What you need to do
Reproduce each line of the data below word for word, without changing anything.

[Records from a collection]
------------------------------------
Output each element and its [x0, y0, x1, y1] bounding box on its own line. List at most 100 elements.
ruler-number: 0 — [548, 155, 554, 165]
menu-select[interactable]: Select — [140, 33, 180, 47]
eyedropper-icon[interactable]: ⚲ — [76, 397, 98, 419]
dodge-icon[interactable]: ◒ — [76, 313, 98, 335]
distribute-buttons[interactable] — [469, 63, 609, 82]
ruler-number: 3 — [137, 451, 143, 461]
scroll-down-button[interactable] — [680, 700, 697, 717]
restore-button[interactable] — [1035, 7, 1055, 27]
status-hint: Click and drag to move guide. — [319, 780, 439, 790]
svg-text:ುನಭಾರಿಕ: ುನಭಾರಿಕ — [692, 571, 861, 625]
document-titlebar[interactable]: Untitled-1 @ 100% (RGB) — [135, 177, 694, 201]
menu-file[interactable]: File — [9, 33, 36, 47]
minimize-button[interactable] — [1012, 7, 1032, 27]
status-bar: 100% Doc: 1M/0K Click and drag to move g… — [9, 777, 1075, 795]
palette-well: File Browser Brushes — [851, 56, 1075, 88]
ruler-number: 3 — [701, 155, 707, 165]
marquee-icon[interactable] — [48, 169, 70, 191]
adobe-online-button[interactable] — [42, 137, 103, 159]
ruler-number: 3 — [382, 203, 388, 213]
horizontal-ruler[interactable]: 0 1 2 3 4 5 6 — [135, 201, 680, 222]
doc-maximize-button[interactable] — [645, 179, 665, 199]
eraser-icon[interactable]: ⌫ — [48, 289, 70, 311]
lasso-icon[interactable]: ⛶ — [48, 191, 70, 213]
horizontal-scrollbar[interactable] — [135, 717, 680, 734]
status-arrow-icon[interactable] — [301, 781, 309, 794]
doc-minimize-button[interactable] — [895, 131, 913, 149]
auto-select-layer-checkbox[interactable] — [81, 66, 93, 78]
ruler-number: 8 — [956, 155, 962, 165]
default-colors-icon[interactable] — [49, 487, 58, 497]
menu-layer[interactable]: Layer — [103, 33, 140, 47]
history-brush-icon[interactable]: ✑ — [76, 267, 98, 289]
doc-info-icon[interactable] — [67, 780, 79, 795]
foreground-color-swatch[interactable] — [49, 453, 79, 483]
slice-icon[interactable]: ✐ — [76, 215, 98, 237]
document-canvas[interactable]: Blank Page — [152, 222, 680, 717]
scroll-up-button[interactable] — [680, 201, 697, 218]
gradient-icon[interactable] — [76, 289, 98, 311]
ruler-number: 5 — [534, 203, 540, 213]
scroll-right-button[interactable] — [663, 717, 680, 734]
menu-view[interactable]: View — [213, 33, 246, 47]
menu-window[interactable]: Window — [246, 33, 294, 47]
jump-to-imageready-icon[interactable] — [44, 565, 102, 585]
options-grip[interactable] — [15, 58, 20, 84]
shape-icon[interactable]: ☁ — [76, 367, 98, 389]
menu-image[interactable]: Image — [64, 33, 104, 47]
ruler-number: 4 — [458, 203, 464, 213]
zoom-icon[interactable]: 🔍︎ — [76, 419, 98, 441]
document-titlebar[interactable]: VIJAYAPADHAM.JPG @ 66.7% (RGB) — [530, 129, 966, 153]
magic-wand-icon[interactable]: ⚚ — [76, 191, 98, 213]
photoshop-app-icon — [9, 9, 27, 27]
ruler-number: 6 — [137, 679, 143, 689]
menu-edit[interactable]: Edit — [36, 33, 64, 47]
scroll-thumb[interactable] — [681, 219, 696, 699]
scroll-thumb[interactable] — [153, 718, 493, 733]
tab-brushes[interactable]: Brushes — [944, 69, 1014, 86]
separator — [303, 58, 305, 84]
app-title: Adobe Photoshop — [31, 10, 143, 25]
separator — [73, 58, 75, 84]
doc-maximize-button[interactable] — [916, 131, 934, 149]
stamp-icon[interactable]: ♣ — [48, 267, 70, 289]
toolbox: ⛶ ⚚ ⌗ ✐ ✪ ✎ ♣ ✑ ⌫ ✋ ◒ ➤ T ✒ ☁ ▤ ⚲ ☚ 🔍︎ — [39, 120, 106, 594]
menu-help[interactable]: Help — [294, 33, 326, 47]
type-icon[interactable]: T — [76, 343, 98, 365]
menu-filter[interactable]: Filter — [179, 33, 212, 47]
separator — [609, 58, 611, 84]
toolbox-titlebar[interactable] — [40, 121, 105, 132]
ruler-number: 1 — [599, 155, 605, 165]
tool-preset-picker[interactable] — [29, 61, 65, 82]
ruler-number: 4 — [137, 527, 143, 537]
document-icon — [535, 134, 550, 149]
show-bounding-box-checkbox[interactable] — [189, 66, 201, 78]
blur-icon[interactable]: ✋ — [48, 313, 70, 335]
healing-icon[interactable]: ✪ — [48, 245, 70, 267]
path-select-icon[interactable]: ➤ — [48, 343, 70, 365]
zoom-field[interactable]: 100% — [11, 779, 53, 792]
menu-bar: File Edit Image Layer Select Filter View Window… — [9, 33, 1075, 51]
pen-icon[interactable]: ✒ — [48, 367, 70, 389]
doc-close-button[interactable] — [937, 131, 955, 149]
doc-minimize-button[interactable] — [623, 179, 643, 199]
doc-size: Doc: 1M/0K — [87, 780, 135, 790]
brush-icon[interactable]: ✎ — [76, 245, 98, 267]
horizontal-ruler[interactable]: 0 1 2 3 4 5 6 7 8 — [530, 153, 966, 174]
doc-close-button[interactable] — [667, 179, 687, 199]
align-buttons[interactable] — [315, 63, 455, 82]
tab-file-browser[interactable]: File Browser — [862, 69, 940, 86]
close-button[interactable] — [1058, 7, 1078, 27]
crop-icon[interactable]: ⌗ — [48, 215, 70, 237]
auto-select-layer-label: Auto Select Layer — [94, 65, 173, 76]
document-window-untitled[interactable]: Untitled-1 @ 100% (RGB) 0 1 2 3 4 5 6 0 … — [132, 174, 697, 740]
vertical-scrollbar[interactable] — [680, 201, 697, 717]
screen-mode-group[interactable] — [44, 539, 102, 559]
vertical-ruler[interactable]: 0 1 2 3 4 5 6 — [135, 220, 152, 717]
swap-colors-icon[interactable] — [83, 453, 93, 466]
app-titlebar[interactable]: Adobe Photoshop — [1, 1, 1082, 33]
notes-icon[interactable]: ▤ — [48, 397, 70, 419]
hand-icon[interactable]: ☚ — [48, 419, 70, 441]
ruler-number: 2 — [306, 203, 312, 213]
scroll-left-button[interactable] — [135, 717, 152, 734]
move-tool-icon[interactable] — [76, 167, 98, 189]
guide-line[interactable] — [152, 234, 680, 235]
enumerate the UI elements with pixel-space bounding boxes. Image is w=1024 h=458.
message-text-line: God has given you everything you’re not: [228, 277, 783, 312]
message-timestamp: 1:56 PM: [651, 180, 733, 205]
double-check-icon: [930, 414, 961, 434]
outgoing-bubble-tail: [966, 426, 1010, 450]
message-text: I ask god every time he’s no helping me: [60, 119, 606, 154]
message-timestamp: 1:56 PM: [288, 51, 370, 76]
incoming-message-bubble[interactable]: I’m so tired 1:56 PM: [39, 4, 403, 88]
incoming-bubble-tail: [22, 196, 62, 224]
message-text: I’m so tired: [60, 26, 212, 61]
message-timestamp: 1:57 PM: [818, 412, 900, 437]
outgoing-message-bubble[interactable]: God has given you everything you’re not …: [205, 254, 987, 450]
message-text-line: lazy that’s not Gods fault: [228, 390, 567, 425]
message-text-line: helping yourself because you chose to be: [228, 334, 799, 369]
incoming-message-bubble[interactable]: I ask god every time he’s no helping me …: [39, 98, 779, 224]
------------------------------------
Response to the exercise
Output each element and its [x0, y0, x1, y1] bounding box on its own line. List at most 100 elements.
ruler-number: 0 — [548, 155, 554, 165]
menu-select[interactable]: Select — [140, 33, 180, 47]
eyedropper-icon[interactable]: ⚲ — [76, 397, 98, 419]
dodge-icon[interactable]: ◒ — [76, 313, 98, 335]
distribute-buttons[interactable] — [469, 63, 609, 82]
ruler-number: 3 — [137, 451, 143, 461]
scroll-down-button[interactable] — [680, 700, 697, 717]
restore-button[interactable] — [1035, 7, 1055, 27]
status-hint: Click and drag to move guide. — [319, 780, 439, 790]
svg-text:ುನಭಾರಿಕ: ುನಭಾರಿಕ — [692, 571, 861, 625]
document-titlebar[interactable]: Untitled-1 @ 100% (RGB) — [135, 177, 694, 201]
menu-file[interactable]: File — [9, 33, 36, 47]
minimize-button[interactable] — [1012, 7, 1032, 27]
status-bar: 100% Doc: 1M/0K Click and drag to move g… — [9, 777, 1075, 795]
palette-well: File Browser Brushes — [851, 56, 1075, 88]
ruler-number: 3 — [701, 155, 707, 165]
marquee-icon[interactable] — [48, 169, 70, 191]
adobe-online-button[interactable] — [42, 137, 103, 159]
ruler-number: 3 — [382, 203, 388, 213]
horizontal-ruler[interactable]: 0 1 2 3 4 5 6 — [135, 201, 680, 222]
doc-maximize-button[interactable] — [645, 179, 665, 199]
eraser-icon[interactable]: ⌫ — [48, 289, 70, 311]
lasso-icon[interactable]: ⛶ — [48, 191, 70, 213]
horizontal-scrollbar[interactable] — [135, 717, 680, 734]
status-arrow-icon[interactable] — [301, 781, 309, 794]
doc-minimize-button[interactable] — [895, 131, 913, 149]
auto-select-layer-checkbox[interactable] — [81, 66, 93, 78]
ruler-number: 8 — [956, 155, 962, 165]
default-colors-icon[interactable] — [49, 487, 58, 497]
menu-layer[interactable]: Layer — [103, 33, 140, 47]
history-brush-icon[interactable]: ✑ — [76, 267, 98, 289]
doc-info-icon[interactable] — [67, 780, 79, 795]
foreground-color-swatch[interactable] — [49, 453, 79, 483]
slice-icon[interactable]: ✐ — [76, 215, 98, 237]
document-canvas[interactable]: Blank Page — [152, 222, 680, 717]
scroll-up-button[interactable] — [680, 201, 697, 218]
gradient-icon[interactable] — [76, 289, 98, 311]
ruler-number: 5 — [534, 203, 540, 213]
scroll-right-button[interactable] — [663, 717, 680, 734]
menu-view[interactable]: View — [213, 33, 246, 47]
menu-window[interactable]: Window — [246, 33, 294, 47]
jump-to-imageready-icon[interactable] — [44, 565, 102, 585]
options-grip[interactable] — [15, 58, 20, 84]
shape-icon[interactable]: ☁ — [76, 367, 98, 389]
menu-image[interactable]: Image — [64, 33, 104, 47]
ruler-number: 4 — [458, 203, 464, 213]
zoom-icon[interactable]: 🔍︎ — [76, 419, 98, 441]
document-titlebar[interactable]: VIJAYAPADHAM.JPG @ 66.7% (RGB) — [530, 129, 966, 153]
magic-wand-icon[interactable]: ⚚ — [76, 191, 98, 213]
photoshop-app-icon — [9, 9, 27, 27]
ruler-number: 6 — [137, 679, 143, 689]
menu-edit[interactable]: Edit — [36, 33, 64, 47]
scroll-thumb[interactable] — [681, 219, 696, 699]
scroll-thumb[interactable] — [153, 718, 493, 733]
tab-brushes[interactable]: Brushes — [944, 69, 1014, 86]
separator — [303, 58, 305, 84]
app-title: Adobe Photoshop — [31, 10, 143, 25]
separator — [73, 58, 75, 84]
doc-maximize-button[interactable] — [916, 131, 934, 149]
stamp-icon[interactable]: ♣ — [48, 267, 70, 289]
toolbox: ⛶ ⚚ ⌗ ✐ ✪ ✎ ♣ ✑ ⌫ ✋ ◒ ➤ T ✒ ☁ ▤ ⚲ ☚ 🔍︎ — [39, 120, 106, 594]
menu-help[interactable]: Help — [294, 33, 326, 47]
type-icon[interactable]: T — [76, 343, 98, 365]
menu-filter[interactable]: Filter — [179, 33, 212, 47]
separator — [609, 58, 611, 84]
toolbox-titlebar[interactable] — [40, 121, 105, 132]
ruler-number: 1 — [599, 155, 605, 165]
tool-preset-picker[interactable] — [29, 61, 65, 82]
ruler-number: 4 — [137, 527, 143, 537]
document-icon — [535, 134, 550, 149]
show-bounding-box-checkbox[interactable] — [189, 66, 201, 78]
blur-icon[interactable]: ✋ — [48, 313, 70, 335]
healing-icon[interactable]: ✪ — [48, 245, 70, 267]
path-select-icon[interactable]: ➤ — [48, 343, 70, 365]
zoom-field[interactable]: 100% — [11, 779, 53, 792]
menu-bar: File Edit Image Layer Select Filter View Window… — [9, 33, 1075, 51]
pen-icon[interactable]: ✒ — [48, 367, 70, 389]
doc-close-button[interactable] — [937, 131, 955, 149]
doc-minimize-button[interactable] — [623, 179, 643, 199]
doc-size: Doc: 1M/0K — [87, 780, 135, 790]
brush-icon[interactable]: ✎ — [76, 245, 98, 267]
horizontal-ruler[interactable]: 0 1 2 3 4 5 6 7 8 — [530, 153, 966, 174]
doc-close-button[interactable] — [667, 179, 687, 199]
align-buttons[interactable] — [315, 63, 455, 82]
tab-file-browser[interactable]: File Browser — [862, 69, 940, 86]
close-button[interactable] — [1058, 7, 1078, 27]
crop-icon[interactable]: ⌗ — [48, 215, 70, 237]
auto-select-layer-label: Auto Select Layer — [94, 65, 173, 76]
document-window-untitled[interactable]: Untitled-1 @ 100% (RGB) 0 1 2 3 4 5 6 0 … — [132, 174, 697, 740]
vertical-scrollbar[interactable] — [680, 201, 697, 717]
screen-mode-group[interactable] — [44, 539, 102, 559]
vertical-ruler[interactable]: 0 1 2 3 4 5 6 — [135, 220, 152, 717]
swap-colors-icon[interactable] — [83, 453, 93, 466]
app-titlebar[interactable]: Adobe Photoshop — [1, 1, 1082, 33]
notes-icon[interactable]: ▤ — [48, 397, 70, 419]
hand-icon[interactable]: ☚ — [48, 419, 70, 441]
ruler-number: 2 — [306, 203, 312, 213]
scroll-left-button[interactable] — [135, 717, 152, 734]
move-tool-icon[interactable] — [76, 167, 98, 189]
guide-line[interactable] — [152, 234, 680, 235]
enumerate the UI elements with pixel-space bounding boxes. Image is w=1024 h=458.
message-text-line: God has given you everything you’re not: [228, 277, 783, 312]
message-timestamp: 1:56 PM: [651, 180, 733, 205]
double-check-icon: [930, 414, 961, 434]
outgoing-bubble-tail: [966, 426, 1010, 450]
message-text: I ask god every time he’s no helping me: [60, 119, 606, 154]
message-timestamp: 1:56 PM: [288, 51, 370, 76]
incoming-message-bubble[interactable]: I’m so tired 1:56 PM: [39, 4, 403, 88]
incoming-bubble-tail: [22, 196, 62, 224]
message-text: I’m so tired: [60, 26, 212, 61]
message-timestamp: 1:57 PM: [818, 412, 900, 437]
outgoing-message-bubble[interactable]: God has given you everything you’re not …: [205, 254, 987, 450]
message-text-line: lazy that’s not Gods fault: [228, 390, 567, 425]
message-text-line: helping yourself because you chose to be: [228, 334, 799, 369]
incoming-message-bubble[interactable]: I ask god every time he’s no helping me …: [39, 98, 779, 224]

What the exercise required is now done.